━━ Material for this task ━━
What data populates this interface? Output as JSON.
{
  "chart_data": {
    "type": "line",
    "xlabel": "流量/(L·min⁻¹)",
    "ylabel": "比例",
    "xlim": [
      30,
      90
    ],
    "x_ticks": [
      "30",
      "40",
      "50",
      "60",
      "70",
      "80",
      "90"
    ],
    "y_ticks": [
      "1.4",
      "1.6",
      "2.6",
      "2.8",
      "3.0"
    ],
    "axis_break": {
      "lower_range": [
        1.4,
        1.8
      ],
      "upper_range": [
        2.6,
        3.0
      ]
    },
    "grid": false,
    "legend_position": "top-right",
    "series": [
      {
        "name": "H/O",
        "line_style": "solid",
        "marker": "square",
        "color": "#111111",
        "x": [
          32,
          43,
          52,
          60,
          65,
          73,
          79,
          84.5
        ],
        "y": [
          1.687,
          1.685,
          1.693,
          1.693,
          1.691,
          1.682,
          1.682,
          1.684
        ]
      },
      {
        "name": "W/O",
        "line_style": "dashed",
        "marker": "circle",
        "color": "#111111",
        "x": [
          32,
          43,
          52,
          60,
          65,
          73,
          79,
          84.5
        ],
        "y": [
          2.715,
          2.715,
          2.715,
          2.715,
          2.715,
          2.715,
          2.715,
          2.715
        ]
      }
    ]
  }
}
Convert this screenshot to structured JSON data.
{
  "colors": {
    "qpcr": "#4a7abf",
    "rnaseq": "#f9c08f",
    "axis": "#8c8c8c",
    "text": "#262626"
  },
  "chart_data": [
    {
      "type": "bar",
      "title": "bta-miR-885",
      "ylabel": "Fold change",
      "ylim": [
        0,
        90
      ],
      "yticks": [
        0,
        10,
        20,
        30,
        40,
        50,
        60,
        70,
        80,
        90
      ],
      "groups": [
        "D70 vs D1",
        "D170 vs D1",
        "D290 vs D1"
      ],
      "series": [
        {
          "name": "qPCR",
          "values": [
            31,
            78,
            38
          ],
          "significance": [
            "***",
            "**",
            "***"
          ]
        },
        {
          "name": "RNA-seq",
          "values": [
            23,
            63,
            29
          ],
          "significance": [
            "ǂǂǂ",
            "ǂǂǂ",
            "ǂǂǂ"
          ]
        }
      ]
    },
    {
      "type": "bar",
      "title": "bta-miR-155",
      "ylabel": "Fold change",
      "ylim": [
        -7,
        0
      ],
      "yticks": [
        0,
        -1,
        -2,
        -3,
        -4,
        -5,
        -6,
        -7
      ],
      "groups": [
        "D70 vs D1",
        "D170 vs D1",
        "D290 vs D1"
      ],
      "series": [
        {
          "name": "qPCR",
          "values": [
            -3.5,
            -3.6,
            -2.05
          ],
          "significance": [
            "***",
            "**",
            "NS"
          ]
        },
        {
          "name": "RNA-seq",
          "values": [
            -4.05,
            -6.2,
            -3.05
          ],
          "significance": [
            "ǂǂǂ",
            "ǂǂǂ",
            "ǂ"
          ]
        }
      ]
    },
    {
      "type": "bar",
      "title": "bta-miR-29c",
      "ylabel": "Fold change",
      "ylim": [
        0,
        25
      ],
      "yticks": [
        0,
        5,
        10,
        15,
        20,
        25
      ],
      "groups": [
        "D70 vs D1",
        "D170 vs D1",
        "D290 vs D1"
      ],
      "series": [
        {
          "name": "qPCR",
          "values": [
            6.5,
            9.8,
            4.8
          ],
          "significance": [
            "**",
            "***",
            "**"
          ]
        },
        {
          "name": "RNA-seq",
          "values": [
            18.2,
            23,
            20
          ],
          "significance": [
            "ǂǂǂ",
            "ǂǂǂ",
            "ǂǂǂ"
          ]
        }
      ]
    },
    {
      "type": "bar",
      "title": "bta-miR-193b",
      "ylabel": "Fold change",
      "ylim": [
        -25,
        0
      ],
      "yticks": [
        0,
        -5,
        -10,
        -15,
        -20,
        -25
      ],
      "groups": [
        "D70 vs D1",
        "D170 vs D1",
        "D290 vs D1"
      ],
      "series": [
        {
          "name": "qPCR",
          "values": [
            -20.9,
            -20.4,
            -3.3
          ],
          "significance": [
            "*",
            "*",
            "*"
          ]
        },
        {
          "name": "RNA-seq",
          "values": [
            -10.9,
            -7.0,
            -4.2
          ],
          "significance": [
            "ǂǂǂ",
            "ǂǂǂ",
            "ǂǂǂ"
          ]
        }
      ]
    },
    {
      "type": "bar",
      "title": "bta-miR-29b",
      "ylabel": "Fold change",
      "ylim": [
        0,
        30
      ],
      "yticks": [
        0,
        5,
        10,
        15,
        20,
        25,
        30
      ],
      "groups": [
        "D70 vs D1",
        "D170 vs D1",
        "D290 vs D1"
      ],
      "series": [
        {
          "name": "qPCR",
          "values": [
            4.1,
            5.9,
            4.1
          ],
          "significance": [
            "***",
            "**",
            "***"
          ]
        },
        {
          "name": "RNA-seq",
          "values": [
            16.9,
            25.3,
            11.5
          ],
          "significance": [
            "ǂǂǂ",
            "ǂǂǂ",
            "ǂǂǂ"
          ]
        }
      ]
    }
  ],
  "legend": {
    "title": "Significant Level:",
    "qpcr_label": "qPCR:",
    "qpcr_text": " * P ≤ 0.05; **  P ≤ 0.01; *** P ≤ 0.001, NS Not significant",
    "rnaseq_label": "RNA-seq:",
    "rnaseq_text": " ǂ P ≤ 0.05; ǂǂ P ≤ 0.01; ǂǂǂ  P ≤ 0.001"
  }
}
━━━
* [Brief]:
Produce an exact copy of every entry above.

* [Exercise solution]:
What data populates this interface? Output as JSON.
{
  "chart_data": {
    "type": "line",
    "xlabel": "流量/(L·min⁻¹)",
    "ylabel": "比例",
    "xlim": [
      30,
      90
    ],
    "x_ticks": [
      "30",
      "40",
      "50",
      "60",
      "70",
      "80",
      "90"
    ],
    "y_ticks": [
      "1.4",
      "1.6",
      "2.6",
      "2.8",
      "3.0"
    ],
    "axis_break": {
      "lower_range": [
        1.4,
        1.8
      ],
      "upper_range": [
        2.6,
        3.0
      ]
    },
    "grid": false,
    "legend_position": "top-right",
    "series": [
      {
        "name": "H/O",
        "line_style": "solid",
        "marker": "square",
        "color": "#111111",
        "x": [
          32,
          43,
          52,
          60,
          65,
          73,
          79,
          84.5
        ],
        "y": [
          1.687,
          1.685,
          1.693,
          1.693,
          1.691,
          1.682,
          1.682,
          1.684
        ]
      },
      {
        "name": "W/O",
        "line_style": "dashed",
        "marker": "circle",
        "color": "#111111",
        "x": [
          32,
          43,
          52,
          60,
          65,
          73,
          79,
          84.5
        ],
        "y": [
          2.715,
          2.715,
          2.715,
          2.715,
          2.715,
          2.715,
          2.715,
          2.715
        ]
      }
    ]
  }
}
Convert this screenshot to structured JSON data.
{
  "colors": {
    "qpcr": "#4a7abf",
    "rnaseq": "#f9c08f",
    "axis": "#8c8c8c",
    "text": "#262626"
  },
  "chart_data": [
    {
      "type": "bar",
      "title": "bta-miR-885",
      "ylabel": "Fold change",
      "ylim": [
        0,
        90
      ],
      "yticks": [
        0,
        10,
        20,
        30,
        40,
        50,
        60,
        70,
        80,
        90
      ],
      "groups": [
        "D70 vs D1",
        "D170 vs D1",
        "D290 vs D1"
      ],
      "series": [
        {
          "name": "qPCR",
          "values": [
            31,
            78,
            38
          ],
          "significance": [
            "***",
            "**",
            "***"
          ]
        },
        {
          "name": "RNA-seq",
          "values": [
            23,
            63,
            29
          ],
          "significance": [
            "ǂǂǂ",
            "ǂǂǂ",
            "ǂǂǂ"
          ]
        }
      ]
    },
    {
      "type": "bar",
      "title": "bta-miR-155",
      "ylabel": "Fold change",
      "ylim": [
        -7,
        0
      ],
      "yticks": [
        0,
        -1,
        -2,
        -3,
        -4,
        -5,
        -6,
        -7
      ],
      "groups": [
        "D70 vs D1",
        "D170 vs D1",
        "D290 vs D1"
      ],
      "series": [
        {
          "name": "qPCR",
          "values": [
            -3.5,
            -3.6,
            -2.05
          ],
          "significance": [
            "***",
            "**",
            "NS"
          ]
        },
        {
          "name": "RNA-seq",
          "values": [
            -4.05,
            -6.2,
            -3.05
          ],
          "significance": [
            "ǂǂǂ",
            "ǂǂǂ",
            "ǂ"
          ]
        }
      ]
    },
    {
      "type": "bar",
      "title": "bta-miR-29c",
      "ylabel": "Fold change",
      "ylim": [
        0,
        25
      ],
      "yticks": [
        0,
        5,
        10,
        15,
        20,
        25
      ],
      "groups": [
        "D70 vs D1",
        "D170 vs D1",
        "D290 vs D1"
      ],
      "series": [
        {
          "name": "qPCR",
          "values": [
            6.5,
            9.8,
            4.8
          ],
          "significance": [
            "**",
            "***",
            "**"
          ]
        },
        {
          "name": "RNA-seq",
          "values": [
            18.2,
            23,
            20
          ],
          "significance": [
            "ǂǂǂ",
            "ǂǂǂ",
            "ǂǂǂ"
          ]
        }
      ]
    },
    {
      "type": "bar",
      "title": "bta-miR-193b",
      "ylabel": "Fold change",
      "ylim": [
        -25,
        0
      ],
      "yticks": [
        0,
        -5,
        -10,
        -15,
        -20,
        -25
      ],
      "groups": [
        "D70 vs D1",
        "D170 vs D1",
        "D290 vs D1"
      ],
      "series": [
        {
          "name": "qPCR",
          "values": [
            -20.9,
            -20.4,
            -3.3
          ],
          "significance": [
            "*",
            "*",
            "*"
          ]
        },
        {
          "name": "RNA-seq",
          "values": [
            -10.9,
            -7.0,
            -4.2
          ],
          "significance": [
            "ǂǂǂ",
            "ǂǂǂ",
            "ǂǂǂ"
          ]
        }
      ]
    },
    {
      "type": "bar",
      "title": "bta-miR-29b",
      "ylabel": "Fold change",
      "ylim": [
        0,
        30
      ],
      "yticks": [
        0,
        5,
        10,
        15,
        20,
        25,
        30
      ],
      "groups": [
        "D70 vs D1",
        "D170 vs D1",
        "D290 vs D1"
      ],
      "series": [
        {
          "name": "qPCR",
          "values": [
            4.1,
            5.9,
            4.1
          ],
          "significance": [
            "***",
            "**",
            "***"
          ]
        },
        {
          "name": "RNA-seq",
          "values": [
            16.9,
            25.3,
            11.5
          ],
          "significance": [
            "ǂǂǂ",
            "ǂǂǂ",
            "ǂǂǂ"
          ]
        }
      ]
    }
  ],
  "legend": {
    "title": "Significant Level:",
    "qpcr_label": "qPCR:",
    "qpcr_text": " * P ≤ 0.05; **  P ≤ 0.01; *** P ≤ 0.001, NS Not significant",
    "rnaseq_label": "RNA-seq:",
    "rnaseq_text": " ǂ P ≤ 0.05; ǂǂ P ≤ 0.01; ǂǂǂ  P ≤ 0.001"
  }
}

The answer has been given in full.